• Provided information

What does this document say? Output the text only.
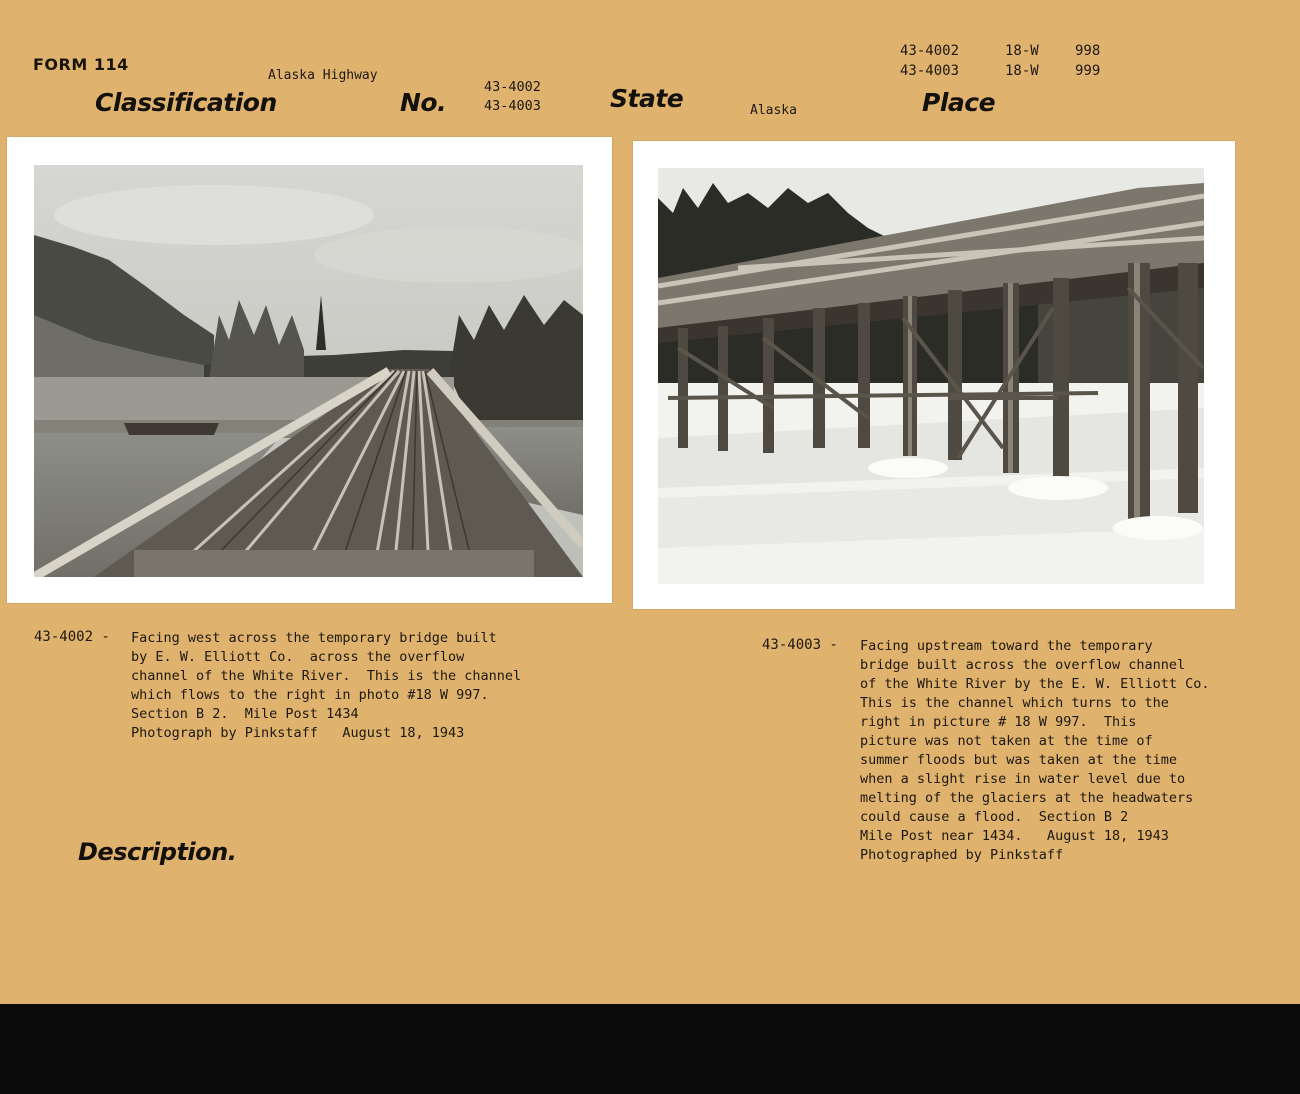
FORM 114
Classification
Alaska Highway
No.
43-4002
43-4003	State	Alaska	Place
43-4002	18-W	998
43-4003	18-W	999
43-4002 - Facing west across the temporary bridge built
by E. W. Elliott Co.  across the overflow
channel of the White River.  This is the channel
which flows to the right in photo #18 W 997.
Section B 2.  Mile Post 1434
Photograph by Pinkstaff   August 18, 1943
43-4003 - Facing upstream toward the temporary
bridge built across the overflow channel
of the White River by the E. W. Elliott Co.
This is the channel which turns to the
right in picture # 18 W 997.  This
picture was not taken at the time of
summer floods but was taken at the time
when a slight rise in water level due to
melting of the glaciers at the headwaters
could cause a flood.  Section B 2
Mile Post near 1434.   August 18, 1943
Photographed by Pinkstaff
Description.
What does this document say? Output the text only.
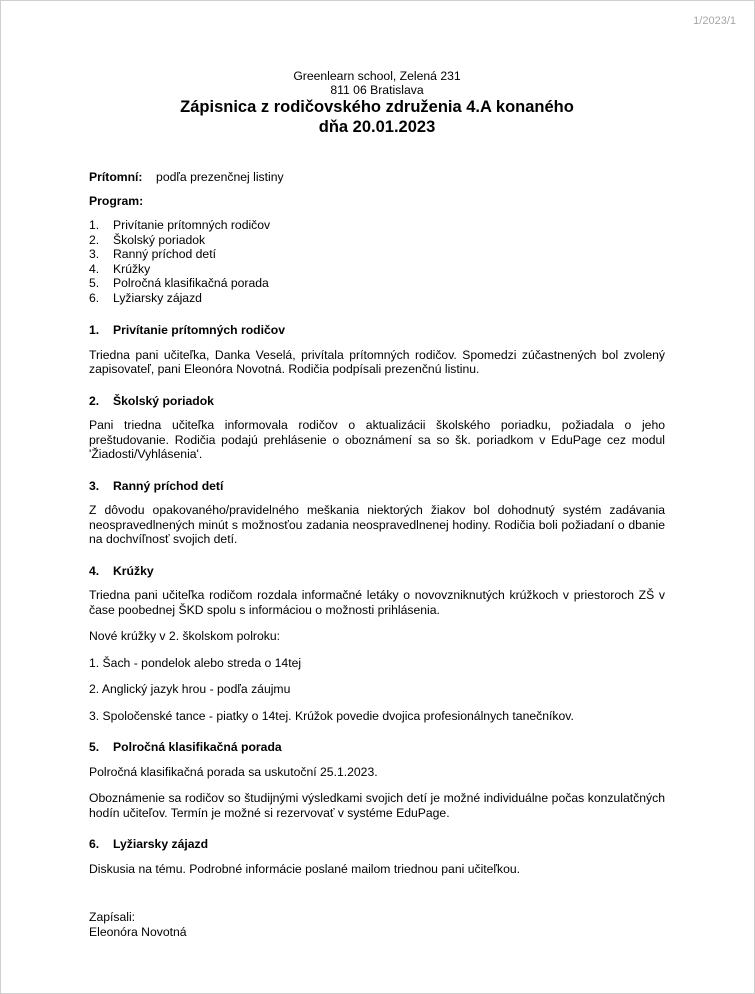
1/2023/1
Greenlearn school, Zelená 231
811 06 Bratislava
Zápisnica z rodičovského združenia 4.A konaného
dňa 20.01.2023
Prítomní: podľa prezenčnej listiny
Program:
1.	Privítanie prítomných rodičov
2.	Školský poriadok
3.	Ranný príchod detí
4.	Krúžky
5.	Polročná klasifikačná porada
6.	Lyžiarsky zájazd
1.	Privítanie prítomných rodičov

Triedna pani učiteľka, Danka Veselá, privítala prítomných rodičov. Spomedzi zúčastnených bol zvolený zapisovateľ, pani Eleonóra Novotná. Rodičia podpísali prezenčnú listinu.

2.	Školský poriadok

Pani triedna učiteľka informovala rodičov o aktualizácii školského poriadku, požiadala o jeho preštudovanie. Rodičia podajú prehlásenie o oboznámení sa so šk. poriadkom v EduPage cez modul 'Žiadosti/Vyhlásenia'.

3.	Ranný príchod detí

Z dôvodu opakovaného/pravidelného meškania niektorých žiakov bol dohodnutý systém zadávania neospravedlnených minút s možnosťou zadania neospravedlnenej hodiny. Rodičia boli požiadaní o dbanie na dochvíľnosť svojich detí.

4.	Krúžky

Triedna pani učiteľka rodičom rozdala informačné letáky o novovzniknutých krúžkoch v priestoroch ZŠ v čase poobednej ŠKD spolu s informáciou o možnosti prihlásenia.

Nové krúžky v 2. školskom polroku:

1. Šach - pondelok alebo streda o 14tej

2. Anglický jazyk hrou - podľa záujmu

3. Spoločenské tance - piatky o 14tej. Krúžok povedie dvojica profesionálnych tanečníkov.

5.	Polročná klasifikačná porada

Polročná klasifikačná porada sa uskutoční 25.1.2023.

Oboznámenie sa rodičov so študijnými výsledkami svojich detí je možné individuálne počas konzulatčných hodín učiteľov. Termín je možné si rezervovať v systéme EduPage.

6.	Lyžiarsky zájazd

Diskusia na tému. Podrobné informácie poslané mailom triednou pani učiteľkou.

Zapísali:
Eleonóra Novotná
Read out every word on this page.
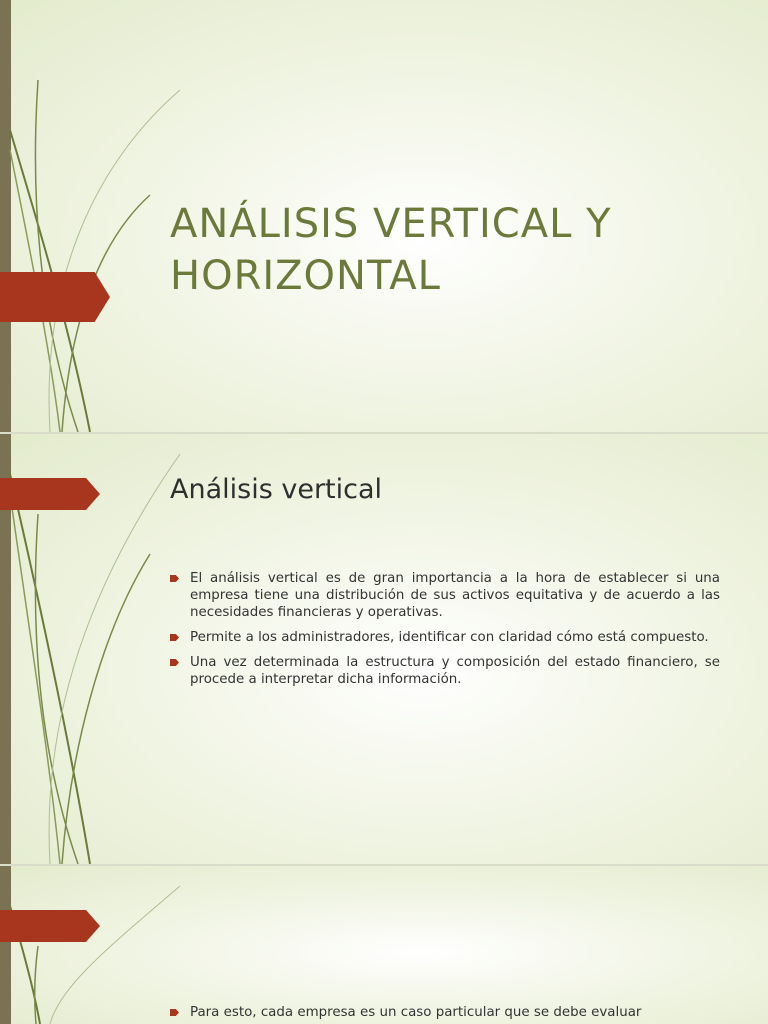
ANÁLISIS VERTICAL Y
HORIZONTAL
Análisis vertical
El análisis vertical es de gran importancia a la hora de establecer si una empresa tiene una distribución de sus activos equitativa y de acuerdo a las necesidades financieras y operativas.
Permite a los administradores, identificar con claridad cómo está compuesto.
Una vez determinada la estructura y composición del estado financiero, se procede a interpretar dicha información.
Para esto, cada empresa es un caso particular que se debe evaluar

• Stated goal
What comes back should match the records exactly, minus any pictures.

• Problem solution
What does this document say? Output the text only.
FORM 114
Classification
Alaska Highway
No.
43-4002
43-4003	State	Alaska	Place
43-4002	18-W	998
43-4003	18-W	999
43-4002 - Facing west across the temporary bridge built
by E. W. Elliott Co.  across the overflow
channel of the White River.  This is the channel
which flows to the right in photo #18 W 997.
Section B 2.  Mile Post 1434
Photograph by Pinkstaff   August 18, 1943
43-4003 - Facing upstream toward the temporary
bridge built across the overflow channel
of the White River by the E. W. Elliott Co.
This is the channel which turns to the
right in picture # 18 W 997.  This
picture was not taken at the time of
summer floods but was taken at the time
when a slight rise in water level due to
melting of the glaciers at the headwaters
could cause a flood.  Section B 2
Mile Post near 1434.   August 18, 1943
Photographed by Pinkstaff
Description.
What does this document say? Output the text only.
1/2023/1
Greenlearn school, Zelená 231
811 06 Bratislava
Zápisnica z rodičovského združenia 4.A konaného
dňa 20.01.2023
Prítomní: podľa prezenčnej listiny
Program:
1.	Privítanie prítomných rodičov
2.	Školský poriadok
3.	Ranný príchod detí
4.	Krúžky
5.	Polročná klasifikačná porada
6.	Lyžiarsky zájazd
1.	Privítanie prítomných rodičov

Triedna pani učiteľka, Danka Veselá, privítala prítomných rodičov. Spomedzi zúčastnených bol zvolený zapisovateľ, pani Eleonóra Novotná. Rodičia podpísali prezenčnú listinu.

2.	Školský poriadok

Pani triedna učiteľka informovala rodičov o aktualizácii školského poriadku, požiadala o jeho preštudovanie. Rodičia podajú prehlásenie o oboznámení sa so šk. poriadkom v EduPage cez modul 'Žiadosti/Vyhlásenia'.

3.	Ranný príchod detí

Z dôvodu opakovaného/pravidelného meškania niektorých žiakov bol dohodnutý systém zadávania neospravedlnených minút s možnosťou zadania neospravedlnenej hodiny. Rodičia boli požiadaní o dbanie na dochvíľnosť svojich detí.

4.	Krúžky

Triedna pani učiteľka rodičom rozdala informačné letáky o novovzniknutých krúžkoch v priestoroch ZŠ v čase poobednej ŠKD spolu s informáciou o možnosti prihlásenia.

Nové krúžky v 2. školskom polroku:

1. Šach - pondelok alebo streda o 14tej

2. Anglický jazyk hrou - podľa záujmu

3. Spoločenské tance - piatky o 14tej. Krúžok povedie dvojica profesionálnych tanečníkov.

5.	Polročná klasifikačná porada

Polročná klasifikačná porada sa uskutoční 25.1.2023.

Oboznámenie sa rodičov so študijnými výsledkami svojich detí je možné individuálne počas konzulatčných hodín učiteľov. Termín je možné si rezervovať v systéme EduPage.

6.	Lyžiarsky zájazd

Diskusia na tému. Podrobné informácie poslané mailom triednou pani učiteľkou.

Zapísali:
Eleonóra Novotná
Read out every word on this page.
ANÁLISIS VERTICAL Y
HORIZONTAL
Análisis vertical
El análisis vertical es de gran importancia a la hora de establecer si una empresa tiene una distribución de sus activos equitativa y de acuerdo a las necesidades financieras y operativas.
Permite a los administradores, identificar con claridad cómo está compuesto.
Una vez determinada la estructura y composición del estado financiero, se procede a interpretar dicha información.
Para esto, cada empresa es un caso particular que se debe evaluar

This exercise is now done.